> [LISTING]
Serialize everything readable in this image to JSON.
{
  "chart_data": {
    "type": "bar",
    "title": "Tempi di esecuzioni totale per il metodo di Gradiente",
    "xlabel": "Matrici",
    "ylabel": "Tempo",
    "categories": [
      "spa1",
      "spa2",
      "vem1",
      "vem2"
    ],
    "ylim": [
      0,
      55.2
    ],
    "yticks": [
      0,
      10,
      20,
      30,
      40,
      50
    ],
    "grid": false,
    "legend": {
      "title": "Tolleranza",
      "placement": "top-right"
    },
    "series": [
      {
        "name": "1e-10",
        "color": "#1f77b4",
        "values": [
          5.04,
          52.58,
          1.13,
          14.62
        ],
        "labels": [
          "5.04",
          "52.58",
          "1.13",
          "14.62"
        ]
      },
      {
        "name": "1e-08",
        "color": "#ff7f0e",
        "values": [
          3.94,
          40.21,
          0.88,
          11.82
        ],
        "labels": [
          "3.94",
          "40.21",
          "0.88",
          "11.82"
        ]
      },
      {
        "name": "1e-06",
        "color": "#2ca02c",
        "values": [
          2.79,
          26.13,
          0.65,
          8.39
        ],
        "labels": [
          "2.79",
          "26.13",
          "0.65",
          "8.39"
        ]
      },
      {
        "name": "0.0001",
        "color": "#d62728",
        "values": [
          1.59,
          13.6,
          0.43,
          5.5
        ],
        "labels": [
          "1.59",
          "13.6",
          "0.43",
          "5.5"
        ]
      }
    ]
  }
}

> [SHORT TASK] Retype the material above, line by line, exactly.

> [WRITTEN REPLY]
Serialize everything readable in this image to JSON.
{
  "chart_data": {
    "type": "bar",
    "title": "Tempi di esecuzioni totale per il metodo di Gradiente",
    "xlabel": "Matrici",
    "ylabel": "Tempo",
    "categories": [
      "spa1",
      "spa2",
      "vem1",
      "vem2"
    ],
    "ylim": [
      0,
      55.2
    ],
    "yticks": [
      0,
      10,
      20,
      30,
      40,
      50
    ],
    "grid": false,
    "legend": {
      "title": "Tolleranza",
      "placement": "top-right"
    },
    "series": [
      {
        "name": "1e-10",
        "color": "#1f77b4",
        "values": [
          5.04,
          52.58,
          1.13,
          14.62
        ],
        "labels": [
          "5.04",
          "52.58",
          "1.13",
          "14.62"
        ]
      },
      {
        "name": "1e-08",
        "color": "#ff7f0e",
        "values": [
          3.94,
          40.21,
          0.88,
          11.82
        ],
        "labels": [
          "3.94",
          "40.21",
          "0.88",
          "11.82"
        ]
      },
      {
        "name": "1e-06",
        "color": "#2ca02c",
        "values": [
          2.79,
          26.13,
          0.65,
          8.39
        ],
        "labels": [
          "2.79",
          "26.13",
          "0.65",
          "8.39"
        ]
      },
      {
        "name": "0.0001",
        "color": "#d62728",
        "values": [
          1.59,
          13.6,
          0.43,
          5.5
        ],
        "labels": [
          "1.59",
          "13.6",
          "0.43",
          "5.5"
        ]
      }
    ]
  }
}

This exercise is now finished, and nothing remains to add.